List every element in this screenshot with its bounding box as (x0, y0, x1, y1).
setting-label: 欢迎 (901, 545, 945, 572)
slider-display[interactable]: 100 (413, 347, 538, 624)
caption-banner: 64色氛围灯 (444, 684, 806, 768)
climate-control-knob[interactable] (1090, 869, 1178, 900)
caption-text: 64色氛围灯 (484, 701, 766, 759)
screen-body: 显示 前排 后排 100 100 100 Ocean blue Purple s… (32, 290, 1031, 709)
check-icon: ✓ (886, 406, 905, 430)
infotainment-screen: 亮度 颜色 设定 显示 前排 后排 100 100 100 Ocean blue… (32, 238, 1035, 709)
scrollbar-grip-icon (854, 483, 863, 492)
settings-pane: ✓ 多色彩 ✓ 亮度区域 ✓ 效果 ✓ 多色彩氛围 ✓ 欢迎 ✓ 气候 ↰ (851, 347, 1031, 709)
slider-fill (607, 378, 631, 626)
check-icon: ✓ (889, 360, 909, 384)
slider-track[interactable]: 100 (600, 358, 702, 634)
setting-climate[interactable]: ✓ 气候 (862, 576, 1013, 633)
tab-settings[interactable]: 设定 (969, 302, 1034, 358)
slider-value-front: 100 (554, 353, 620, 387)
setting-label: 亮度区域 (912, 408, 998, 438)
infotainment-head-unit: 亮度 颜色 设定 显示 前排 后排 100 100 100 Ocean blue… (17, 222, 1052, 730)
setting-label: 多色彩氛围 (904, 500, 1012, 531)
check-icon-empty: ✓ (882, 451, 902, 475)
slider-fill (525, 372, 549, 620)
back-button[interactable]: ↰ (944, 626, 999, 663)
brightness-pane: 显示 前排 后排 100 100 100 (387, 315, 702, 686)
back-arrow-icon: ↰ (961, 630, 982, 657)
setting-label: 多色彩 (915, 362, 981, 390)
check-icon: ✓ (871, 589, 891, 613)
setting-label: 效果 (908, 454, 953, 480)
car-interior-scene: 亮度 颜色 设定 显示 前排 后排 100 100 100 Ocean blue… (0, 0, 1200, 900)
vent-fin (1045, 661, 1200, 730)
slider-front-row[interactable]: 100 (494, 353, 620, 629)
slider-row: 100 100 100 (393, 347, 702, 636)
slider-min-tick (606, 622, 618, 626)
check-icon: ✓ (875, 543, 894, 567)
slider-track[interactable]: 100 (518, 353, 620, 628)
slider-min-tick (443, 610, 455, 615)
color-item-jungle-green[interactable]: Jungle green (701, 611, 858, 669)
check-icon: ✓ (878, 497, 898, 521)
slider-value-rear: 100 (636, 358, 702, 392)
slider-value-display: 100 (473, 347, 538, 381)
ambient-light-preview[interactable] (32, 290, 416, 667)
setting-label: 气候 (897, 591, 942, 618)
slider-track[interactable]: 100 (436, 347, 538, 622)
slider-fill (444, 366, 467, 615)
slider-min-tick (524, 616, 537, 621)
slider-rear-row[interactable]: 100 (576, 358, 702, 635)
::::
▶ _Instructions to follow_
Return every line of the data above that contains the string "亮度区域". Matching is case-sensitive.

▶ _The reply_
settings-pane: ✓ 多色彩 ✓ 亮度区域 ✓ 效果 ✓ 多色彩氛围 ✓ 欢迎 ✓ 气候 ↰ (851, 347, 1031, 709)
setting-label: 亮度区域 (912, 408, 998, 438)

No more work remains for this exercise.